_Directions for this task:_ Report how many lines of the listing below include the word "którzy". Give nothing but the number.

_Record set:_
-----

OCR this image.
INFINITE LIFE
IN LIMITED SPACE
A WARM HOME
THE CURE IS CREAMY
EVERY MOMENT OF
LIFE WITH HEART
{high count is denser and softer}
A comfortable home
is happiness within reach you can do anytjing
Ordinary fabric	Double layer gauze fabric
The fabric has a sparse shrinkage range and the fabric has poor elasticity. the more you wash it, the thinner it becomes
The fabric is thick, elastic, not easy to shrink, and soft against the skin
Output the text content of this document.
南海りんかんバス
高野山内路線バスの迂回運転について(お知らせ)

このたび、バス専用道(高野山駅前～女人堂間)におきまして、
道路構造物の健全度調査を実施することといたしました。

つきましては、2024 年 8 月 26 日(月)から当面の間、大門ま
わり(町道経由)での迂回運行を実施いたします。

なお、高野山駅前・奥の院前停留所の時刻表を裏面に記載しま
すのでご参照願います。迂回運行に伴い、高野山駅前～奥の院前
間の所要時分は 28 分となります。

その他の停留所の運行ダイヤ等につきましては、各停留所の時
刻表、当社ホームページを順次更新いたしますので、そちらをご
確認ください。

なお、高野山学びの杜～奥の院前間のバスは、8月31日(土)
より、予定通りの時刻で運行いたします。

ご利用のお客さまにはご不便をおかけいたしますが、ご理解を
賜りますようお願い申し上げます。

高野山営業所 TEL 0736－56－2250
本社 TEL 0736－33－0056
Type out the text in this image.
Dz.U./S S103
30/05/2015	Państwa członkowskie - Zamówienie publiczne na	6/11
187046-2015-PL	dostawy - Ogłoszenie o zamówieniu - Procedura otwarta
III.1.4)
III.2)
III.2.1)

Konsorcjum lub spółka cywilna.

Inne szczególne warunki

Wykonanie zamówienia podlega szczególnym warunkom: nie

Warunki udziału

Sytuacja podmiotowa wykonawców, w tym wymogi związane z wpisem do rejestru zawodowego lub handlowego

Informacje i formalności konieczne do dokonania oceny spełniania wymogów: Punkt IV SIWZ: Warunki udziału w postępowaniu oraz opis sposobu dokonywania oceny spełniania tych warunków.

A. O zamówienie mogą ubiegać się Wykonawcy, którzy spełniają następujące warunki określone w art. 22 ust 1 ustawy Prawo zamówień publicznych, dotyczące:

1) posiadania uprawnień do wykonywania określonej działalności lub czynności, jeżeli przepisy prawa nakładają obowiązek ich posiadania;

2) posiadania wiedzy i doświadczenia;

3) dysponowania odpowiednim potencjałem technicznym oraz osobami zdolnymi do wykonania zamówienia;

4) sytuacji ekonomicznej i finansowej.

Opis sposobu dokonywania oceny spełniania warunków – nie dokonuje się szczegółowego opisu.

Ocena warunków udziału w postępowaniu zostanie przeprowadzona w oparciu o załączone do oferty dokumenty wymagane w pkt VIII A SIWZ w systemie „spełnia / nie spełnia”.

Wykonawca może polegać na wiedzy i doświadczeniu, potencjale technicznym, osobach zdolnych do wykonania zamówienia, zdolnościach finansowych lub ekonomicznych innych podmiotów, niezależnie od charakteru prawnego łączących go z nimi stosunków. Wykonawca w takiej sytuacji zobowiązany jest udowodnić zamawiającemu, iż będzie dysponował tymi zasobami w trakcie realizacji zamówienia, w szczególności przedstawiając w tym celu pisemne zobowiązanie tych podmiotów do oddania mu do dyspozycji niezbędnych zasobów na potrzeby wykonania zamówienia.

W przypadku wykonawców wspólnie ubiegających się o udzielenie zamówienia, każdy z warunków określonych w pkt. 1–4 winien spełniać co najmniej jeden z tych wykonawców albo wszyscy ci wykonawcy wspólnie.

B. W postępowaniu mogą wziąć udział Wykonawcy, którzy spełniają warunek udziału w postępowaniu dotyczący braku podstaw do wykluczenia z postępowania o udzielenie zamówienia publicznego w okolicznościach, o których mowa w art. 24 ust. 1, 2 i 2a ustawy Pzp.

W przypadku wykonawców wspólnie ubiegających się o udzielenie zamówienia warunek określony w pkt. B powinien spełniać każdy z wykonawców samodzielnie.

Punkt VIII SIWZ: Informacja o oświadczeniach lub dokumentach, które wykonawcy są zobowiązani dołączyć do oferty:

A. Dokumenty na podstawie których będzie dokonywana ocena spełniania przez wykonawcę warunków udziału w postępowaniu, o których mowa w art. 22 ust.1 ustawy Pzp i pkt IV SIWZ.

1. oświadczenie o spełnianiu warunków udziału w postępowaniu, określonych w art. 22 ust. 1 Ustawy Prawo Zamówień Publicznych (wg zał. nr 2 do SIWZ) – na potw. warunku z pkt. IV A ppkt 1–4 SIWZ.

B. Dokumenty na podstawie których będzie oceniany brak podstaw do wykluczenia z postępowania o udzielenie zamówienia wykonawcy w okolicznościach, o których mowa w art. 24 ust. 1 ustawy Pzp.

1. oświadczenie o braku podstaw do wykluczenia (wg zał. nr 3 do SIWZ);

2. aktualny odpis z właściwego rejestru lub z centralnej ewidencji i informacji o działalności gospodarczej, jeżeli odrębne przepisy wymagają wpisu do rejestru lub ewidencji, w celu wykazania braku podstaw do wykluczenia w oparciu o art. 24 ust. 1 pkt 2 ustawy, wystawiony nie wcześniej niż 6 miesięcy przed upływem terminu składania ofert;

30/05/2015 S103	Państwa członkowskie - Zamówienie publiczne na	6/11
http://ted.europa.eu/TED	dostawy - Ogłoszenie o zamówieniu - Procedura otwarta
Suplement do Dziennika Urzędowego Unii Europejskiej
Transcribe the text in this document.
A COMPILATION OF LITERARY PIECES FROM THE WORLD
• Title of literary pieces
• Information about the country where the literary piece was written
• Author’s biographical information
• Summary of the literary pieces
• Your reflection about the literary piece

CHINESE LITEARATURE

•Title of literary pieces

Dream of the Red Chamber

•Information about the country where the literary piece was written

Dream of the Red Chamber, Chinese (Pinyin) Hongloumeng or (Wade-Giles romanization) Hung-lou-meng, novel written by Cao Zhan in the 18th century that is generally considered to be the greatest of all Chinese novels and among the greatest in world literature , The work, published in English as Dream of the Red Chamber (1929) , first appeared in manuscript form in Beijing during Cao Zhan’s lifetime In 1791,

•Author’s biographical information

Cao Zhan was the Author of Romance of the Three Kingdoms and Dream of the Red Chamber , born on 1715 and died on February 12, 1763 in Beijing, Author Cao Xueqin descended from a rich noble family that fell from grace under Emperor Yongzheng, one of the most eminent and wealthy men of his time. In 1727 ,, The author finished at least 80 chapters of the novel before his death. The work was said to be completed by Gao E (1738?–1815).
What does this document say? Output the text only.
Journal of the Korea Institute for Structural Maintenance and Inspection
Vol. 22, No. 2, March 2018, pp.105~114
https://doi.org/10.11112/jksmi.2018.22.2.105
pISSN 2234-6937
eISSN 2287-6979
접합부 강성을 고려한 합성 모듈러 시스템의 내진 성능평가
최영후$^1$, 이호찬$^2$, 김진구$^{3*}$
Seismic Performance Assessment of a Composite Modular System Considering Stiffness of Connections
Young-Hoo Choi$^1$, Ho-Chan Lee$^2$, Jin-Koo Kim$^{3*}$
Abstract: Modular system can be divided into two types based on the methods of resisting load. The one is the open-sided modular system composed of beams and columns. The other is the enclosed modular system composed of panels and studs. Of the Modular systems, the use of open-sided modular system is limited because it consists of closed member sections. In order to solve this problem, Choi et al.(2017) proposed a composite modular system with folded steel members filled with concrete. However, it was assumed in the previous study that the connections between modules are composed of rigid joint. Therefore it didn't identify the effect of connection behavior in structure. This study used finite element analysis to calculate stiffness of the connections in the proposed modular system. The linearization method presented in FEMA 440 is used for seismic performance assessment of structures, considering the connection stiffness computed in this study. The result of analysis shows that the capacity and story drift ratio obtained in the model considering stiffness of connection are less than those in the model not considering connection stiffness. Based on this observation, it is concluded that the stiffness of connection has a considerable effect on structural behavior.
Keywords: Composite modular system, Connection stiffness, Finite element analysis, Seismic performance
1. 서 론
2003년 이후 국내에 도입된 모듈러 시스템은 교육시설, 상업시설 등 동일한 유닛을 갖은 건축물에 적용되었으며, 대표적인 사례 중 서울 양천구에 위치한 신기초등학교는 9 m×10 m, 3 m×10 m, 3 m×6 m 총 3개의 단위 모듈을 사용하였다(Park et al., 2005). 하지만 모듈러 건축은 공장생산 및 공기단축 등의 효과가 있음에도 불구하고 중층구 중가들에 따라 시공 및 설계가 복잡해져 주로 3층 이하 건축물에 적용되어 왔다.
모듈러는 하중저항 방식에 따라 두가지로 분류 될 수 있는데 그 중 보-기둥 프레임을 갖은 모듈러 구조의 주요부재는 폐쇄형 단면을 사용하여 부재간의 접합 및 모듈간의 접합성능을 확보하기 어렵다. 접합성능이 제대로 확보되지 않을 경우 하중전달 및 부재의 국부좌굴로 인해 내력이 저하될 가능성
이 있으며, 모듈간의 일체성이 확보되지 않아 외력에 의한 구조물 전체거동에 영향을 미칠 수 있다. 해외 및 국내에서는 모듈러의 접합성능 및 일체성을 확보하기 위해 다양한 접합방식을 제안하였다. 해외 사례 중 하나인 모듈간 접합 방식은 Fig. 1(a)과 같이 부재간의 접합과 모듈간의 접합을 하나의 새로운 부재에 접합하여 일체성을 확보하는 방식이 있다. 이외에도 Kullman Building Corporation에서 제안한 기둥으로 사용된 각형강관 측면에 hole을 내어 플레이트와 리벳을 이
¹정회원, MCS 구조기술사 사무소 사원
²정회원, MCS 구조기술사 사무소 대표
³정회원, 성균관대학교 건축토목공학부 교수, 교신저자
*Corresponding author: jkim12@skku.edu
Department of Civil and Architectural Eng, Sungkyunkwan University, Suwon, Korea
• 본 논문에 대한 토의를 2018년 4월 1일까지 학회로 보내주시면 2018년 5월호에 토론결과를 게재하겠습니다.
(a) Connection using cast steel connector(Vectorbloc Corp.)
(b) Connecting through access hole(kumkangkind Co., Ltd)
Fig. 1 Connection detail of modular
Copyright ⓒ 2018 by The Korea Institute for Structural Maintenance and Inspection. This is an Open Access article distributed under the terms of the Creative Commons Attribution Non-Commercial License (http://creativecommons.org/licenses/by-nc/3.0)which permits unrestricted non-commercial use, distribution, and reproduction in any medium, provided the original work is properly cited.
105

-----

_Written response:_ 2